### RECORD LIST
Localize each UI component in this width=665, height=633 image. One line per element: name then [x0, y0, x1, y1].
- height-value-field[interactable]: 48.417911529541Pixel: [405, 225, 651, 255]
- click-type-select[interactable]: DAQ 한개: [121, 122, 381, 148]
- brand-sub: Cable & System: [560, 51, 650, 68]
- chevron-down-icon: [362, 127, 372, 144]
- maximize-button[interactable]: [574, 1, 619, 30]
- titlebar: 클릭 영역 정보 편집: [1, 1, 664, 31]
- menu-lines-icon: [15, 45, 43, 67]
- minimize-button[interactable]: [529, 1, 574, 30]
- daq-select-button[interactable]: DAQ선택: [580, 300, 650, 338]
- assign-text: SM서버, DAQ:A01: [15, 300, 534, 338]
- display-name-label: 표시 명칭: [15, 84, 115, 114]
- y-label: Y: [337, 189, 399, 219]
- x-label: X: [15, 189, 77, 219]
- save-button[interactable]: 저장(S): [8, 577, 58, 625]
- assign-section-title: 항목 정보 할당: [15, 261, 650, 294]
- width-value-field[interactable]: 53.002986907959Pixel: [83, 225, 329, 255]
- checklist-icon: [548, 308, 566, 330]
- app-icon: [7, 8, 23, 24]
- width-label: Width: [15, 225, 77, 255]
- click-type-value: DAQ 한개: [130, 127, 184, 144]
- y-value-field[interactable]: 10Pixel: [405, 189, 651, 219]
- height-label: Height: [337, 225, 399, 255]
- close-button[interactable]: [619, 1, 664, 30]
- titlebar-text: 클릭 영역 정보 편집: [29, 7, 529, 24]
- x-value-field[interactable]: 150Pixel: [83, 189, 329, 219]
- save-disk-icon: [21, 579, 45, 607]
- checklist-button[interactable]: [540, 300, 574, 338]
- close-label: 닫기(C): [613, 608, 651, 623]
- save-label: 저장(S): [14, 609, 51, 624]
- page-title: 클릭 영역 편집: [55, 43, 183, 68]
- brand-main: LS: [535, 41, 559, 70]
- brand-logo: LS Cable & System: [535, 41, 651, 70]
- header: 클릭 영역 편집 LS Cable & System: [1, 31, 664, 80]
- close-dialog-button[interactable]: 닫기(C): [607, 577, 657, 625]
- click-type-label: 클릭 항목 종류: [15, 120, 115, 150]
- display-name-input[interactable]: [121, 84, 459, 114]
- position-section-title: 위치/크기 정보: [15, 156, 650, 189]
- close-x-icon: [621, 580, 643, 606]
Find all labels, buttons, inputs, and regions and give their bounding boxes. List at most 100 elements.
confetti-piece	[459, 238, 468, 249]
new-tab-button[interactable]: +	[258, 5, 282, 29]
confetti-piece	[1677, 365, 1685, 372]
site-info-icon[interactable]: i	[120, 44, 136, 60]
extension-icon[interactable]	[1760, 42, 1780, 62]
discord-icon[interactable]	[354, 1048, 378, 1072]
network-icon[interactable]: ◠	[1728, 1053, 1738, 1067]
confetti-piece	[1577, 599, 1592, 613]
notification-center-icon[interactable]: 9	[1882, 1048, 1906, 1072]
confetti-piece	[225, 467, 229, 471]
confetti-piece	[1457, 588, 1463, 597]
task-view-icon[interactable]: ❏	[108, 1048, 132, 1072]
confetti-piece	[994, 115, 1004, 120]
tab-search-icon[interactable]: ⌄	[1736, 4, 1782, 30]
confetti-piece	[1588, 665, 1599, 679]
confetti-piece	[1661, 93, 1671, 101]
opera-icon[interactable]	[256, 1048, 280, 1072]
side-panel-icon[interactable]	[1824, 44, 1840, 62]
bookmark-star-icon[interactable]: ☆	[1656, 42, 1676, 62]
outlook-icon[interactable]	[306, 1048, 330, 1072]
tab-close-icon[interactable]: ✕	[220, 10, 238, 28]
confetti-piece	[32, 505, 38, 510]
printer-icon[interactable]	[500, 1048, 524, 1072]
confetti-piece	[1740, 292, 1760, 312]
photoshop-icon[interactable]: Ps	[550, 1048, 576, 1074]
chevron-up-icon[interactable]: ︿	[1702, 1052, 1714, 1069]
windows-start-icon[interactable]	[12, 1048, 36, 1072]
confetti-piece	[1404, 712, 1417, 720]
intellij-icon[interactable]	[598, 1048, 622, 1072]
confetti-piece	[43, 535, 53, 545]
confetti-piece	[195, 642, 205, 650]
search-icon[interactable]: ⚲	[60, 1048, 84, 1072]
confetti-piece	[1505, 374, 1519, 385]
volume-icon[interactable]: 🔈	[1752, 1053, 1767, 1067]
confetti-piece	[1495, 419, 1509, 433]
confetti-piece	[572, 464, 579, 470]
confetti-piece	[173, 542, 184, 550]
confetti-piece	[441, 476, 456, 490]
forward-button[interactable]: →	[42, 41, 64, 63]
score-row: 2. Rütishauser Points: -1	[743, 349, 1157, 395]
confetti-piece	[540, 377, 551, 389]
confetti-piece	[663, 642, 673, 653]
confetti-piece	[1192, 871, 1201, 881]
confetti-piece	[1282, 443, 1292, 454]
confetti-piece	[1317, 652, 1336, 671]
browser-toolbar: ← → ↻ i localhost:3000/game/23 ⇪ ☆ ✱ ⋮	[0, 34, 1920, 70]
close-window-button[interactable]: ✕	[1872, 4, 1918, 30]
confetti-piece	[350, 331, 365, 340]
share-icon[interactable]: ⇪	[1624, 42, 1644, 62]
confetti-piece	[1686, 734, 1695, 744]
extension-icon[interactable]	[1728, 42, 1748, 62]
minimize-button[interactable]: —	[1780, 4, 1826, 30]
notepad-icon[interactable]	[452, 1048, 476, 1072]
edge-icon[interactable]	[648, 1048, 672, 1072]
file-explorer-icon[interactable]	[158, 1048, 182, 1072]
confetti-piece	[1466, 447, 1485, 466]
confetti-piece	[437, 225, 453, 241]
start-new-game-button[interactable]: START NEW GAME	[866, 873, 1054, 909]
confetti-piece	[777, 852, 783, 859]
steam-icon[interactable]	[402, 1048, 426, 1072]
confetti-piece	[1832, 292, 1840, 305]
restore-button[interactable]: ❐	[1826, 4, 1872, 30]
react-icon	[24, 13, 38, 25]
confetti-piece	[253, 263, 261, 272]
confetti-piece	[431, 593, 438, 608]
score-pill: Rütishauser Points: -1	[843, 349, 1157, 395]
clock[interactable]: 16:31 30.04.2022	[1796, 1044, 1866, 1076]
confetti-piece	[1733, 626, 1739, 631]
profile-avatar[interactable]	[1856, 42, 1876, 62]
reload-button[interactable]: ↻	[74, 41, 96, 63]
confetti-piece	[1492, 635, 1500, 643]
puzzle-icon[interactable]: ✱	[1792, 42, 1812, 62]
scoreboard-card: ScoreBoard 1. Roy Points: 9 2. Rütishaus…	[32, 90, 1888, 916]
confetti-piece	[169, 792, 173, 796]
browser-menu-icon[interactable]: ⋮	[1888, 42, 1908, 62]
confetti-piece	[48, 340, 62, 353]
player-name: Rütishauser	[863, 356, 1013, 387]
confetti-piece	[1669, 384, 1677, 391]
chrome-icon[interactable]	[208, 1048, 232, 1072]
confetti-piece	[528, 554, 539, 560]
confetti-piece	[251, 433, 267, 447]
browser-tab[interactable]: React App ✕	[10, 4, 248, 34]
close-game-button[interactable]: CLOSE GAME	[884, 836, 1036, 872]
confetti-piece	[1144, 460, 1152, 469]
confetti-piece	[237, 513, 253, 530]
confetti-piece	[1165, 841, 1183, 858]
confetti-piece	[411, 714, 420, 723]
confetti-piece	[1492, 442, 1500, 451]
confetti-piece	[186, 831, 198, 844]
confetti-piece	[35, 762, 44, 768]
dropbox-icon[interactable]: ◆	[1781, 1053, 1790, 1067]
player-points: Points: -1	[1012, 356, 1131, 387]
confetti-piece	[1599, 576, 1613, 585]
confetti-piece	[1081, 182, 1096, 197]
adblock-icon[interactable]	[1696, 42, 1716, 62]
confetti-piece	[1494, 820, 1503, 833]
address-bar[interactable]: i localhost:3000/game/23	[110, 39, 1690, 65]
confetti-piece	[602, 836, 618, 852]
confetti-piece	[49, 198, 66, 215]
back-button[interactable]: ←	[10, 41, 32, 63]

### TASK PROMPT
Copy the entries from the first line through the line holding "- click-type-select[interactable]: DAQ", inclusive, with "element" changed to "item" and everything else left the same.

### TASK SOLUTION
Localize each UI component in this width=665, height=633 image. One line per item: name then [x0, y0, x1, y1].
- height-value-field[interactable]: 48.417911529541Pixel: [405, 225, 651, 255]
- click-type-select[interactable]: DAQ 한개: [121, 122, 381, 148]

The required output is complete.